Gather all lines from the material that contain the word "status".
··· ENTRIES PROVIDED ···
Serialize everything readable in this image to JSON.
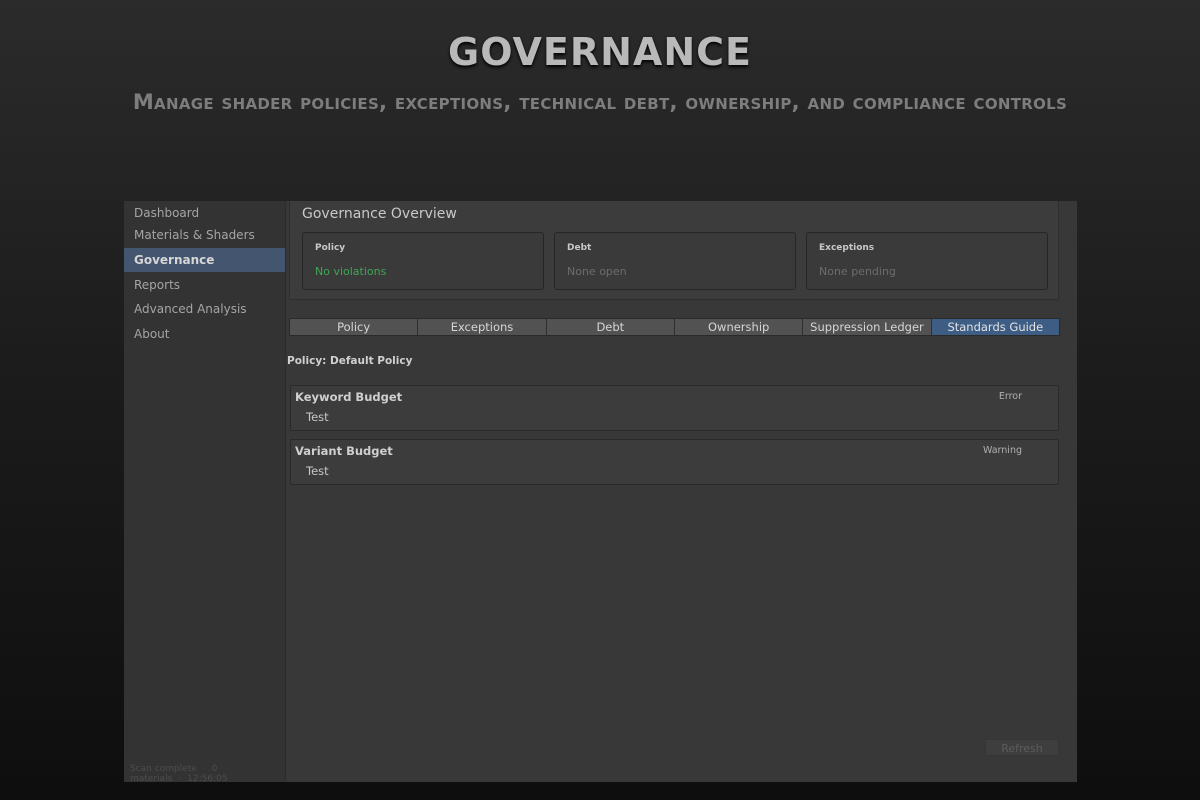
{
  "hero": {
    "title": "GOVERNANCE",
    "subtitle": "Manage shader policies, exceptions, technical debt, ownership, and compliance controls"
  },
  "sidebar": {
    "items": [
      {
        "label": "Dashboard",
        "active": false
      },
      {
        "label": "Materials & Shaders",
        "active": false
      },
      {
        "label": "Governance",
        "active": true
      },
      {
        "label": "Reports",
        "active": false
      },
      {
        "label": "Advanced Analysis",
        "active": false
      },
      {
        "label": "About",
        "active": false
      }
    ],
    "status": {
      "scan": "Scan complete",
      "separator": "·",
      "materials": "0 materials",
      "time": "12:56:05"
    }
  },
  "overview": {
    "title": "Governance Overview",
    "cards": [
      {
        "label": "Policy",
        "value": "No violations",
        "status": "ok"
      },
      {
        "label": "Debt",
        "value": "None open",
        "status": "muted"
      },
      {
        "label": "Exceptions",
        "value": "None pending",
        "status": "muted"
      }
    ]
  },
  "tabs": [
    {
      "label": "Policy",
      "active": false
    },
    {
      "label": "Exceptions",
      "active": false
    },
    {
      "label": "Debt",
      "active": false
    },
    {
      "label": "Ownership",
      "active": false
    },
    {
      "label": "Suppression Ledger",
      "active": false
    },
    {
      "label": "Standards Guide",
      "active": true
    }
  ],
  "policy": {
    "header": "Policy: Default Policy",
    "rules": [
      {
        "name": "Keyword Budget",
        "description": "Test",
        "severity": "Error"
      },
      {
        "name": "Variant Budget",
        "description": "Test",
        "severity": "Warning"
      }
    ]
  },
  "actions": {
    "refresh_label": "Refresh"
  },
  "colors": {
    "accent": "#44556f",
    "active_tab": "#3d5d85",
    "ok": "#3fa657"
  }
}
···
··· ENTRIES PROVIDED ···
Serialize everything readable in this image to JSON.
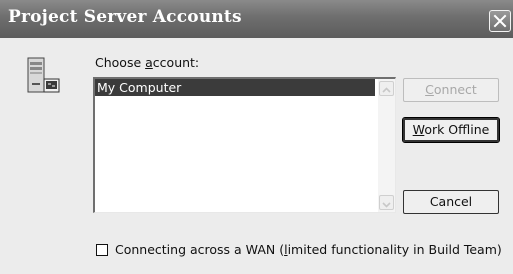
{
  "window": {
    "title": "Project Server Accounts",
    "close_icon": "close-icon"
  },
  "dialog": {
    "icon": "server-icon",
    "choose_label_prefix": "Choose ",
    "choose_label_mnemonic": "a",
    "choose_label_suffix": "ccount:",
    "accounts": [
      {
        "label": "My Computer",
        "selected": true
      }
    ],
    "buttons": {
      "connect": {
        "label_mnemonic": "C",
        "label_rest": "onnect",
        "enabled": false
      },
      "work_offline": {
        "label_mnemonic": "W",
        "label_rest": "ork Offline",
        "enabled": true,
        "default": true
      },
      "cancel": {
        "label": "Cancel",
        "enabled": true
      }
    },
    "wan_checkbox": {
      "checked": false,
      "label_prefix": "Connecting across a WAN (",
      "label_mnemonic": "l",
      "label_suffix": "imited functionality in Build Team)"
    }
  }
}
···
··· ENTRIES PROVIDED ···
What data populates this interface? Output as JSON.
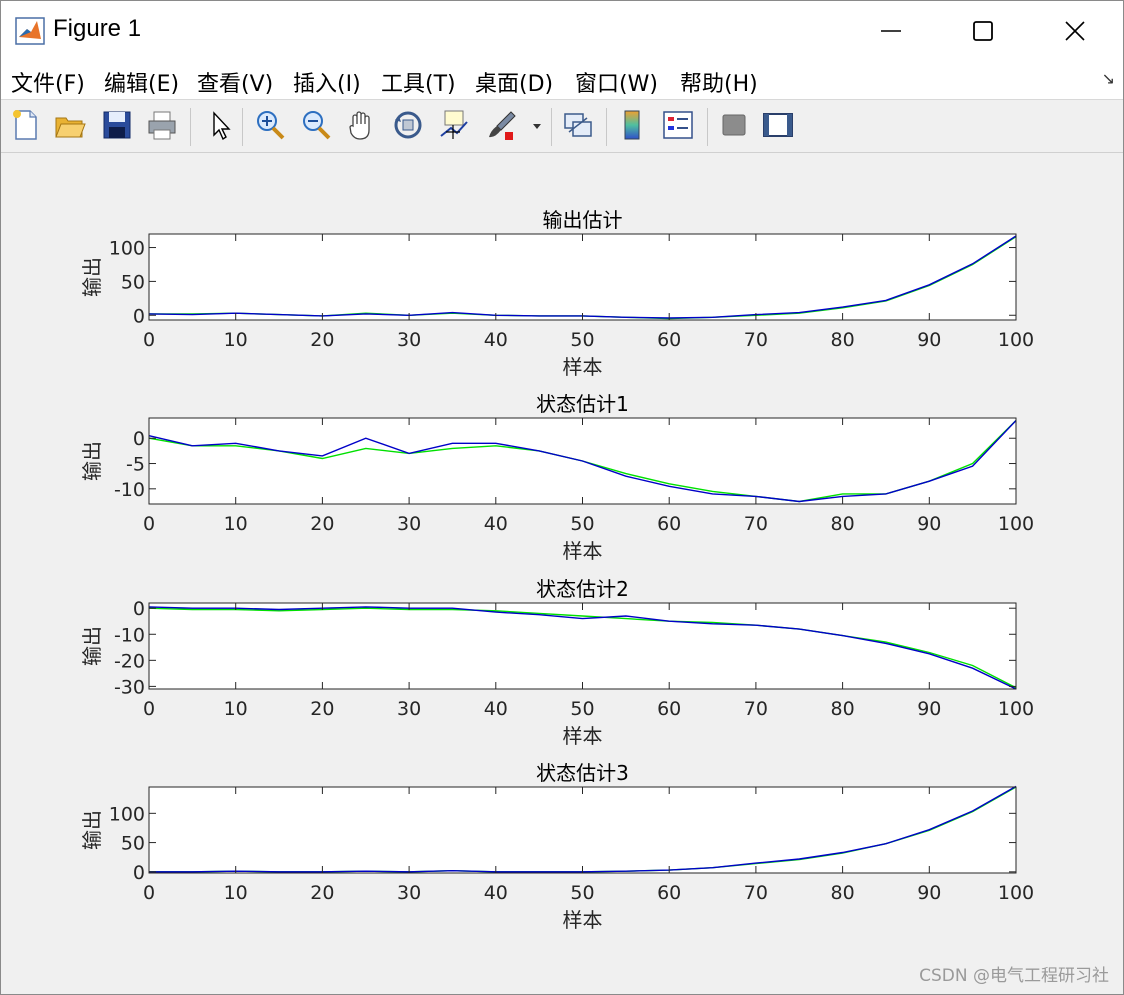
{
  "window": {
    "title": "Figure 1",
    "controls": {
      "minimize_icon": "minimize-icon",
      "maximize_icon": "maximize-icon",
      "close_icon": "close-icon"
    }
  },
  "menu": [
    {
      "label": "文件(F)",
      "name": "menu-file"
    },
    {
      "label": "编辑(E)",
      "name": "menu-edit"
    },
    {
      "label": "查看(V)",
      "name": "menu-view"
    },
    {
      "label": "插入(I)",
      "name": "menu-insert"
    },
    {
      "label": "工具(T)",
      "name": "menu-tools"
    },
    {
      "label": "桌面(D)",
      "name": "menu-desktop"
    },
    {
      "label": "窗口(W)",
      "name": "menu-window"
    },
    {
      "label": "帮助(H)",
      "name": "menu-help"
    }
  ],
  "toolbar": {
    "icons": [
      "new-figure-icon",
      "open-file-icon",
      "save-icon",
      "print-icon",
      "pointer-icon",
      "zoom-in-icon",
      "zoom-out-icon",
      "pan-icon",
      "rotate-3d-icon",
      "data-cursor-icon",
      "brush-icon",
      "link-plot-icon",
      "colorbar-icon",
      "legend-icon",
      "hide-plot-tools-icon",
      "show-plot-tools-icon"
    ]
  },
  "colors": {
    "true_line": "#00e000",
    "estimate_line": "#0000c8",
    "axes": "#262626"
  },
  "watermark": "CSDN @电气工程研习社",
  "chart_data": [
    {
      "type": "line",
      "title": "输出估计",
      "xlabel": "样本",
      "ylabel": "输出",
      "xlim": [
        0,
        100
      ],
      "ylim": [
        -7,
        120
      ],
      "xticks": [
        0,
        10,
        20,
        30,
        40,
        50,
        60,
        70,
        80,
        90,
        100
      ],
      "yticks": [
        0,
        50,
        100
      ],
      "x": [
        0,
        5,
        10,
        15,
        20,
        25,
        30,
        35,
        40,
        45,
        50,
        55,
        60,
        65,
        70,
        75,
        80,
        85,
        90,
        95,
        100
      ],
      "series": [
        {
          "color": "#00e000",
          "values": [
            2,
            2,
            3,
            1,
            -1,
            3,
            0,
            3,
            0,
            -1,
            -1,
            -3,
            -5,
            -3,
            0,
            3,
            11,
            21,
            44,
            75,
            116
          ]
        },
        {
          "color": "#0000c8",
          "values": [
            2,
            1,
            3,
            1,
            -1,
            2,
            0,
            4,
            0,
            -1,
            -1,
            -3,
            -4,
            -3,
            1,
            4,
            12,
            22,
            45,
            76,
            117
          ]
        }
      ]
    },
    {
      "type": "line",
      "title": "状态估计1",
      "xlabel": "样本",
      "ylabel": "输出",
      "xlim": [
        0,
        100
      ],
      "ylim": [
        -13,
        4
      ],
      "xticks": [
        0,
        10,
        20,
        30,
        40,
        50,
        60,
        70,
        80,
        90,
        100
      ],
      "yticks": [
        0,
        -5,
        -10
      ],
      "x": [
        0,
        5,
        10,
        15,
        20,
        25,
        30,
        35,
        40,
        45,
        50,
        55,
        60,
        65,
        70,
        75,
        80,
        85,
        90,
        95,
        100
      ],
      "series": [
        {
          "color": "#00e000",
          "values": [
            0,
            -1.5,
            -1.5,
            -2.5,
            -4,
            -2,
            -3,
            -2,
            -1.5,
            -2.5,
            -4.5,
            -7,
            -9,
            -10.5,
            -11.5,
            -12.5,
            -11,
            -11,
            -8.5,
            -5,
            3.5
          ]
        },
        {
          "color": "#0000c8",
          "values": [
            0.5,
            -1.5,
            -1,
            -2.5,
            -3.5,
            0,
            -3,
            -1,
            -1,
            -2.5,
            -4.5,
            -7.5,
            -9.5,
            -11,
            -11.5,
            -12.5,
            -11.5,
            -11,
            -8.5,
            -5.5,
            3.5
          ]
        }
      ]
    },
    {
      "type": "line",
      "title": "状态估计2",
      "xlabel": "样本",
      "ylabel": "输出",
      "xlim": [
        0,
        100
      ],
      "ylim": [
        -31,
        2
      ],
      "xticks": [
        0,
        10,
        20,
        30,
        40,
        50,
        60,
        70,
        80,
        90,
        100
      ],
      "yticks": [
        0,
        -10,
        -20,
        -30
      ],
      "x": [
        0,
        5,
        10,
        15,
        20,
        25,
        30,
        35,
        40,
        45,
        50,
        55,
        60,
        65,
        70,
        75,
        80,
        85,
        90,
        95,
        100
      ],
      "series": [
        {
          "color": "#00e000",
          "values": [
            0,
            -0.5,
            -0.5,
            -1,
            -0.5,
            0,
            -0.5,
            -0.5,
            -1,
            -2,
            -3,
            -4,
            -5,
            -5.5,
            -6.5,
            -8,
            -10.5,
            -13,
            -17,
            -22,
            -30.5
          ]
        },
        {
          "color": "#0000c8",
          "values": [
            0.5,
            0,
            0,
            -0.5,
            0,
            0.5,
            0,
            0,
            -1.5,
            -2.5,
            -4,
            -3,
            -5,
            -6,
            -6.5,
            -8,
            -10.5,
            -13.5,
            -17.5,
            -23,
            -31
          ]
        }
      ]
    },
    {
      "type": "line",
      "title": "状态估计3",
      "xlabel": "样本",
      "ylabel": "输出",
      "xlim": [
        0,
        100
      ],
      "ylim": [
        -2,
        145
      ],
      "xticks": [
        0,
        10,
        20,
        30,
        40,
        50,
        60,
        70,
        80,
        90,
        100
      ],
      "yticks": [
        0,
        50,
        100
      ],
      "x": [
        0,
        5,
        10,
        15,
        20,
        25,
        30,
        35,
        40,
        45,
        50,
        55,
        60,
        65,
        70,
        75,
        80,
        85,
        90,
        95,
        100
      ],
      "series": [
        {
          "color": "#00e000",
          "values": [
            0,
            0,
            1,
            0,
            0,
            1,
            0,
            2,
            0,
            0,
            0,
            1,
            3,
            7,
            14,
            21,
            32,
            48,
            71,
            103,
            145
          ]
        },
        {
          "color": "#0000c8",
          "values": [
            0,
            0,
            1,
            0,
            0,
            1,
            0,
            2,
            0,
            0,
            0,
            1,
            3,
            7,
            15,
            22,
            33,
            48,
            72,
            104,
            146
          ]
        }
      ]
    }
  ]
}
···
> **RESPONSE TO THE TASK**
    "status": {
        "status": "ok"
        "status": "muted"
        "status": "muted"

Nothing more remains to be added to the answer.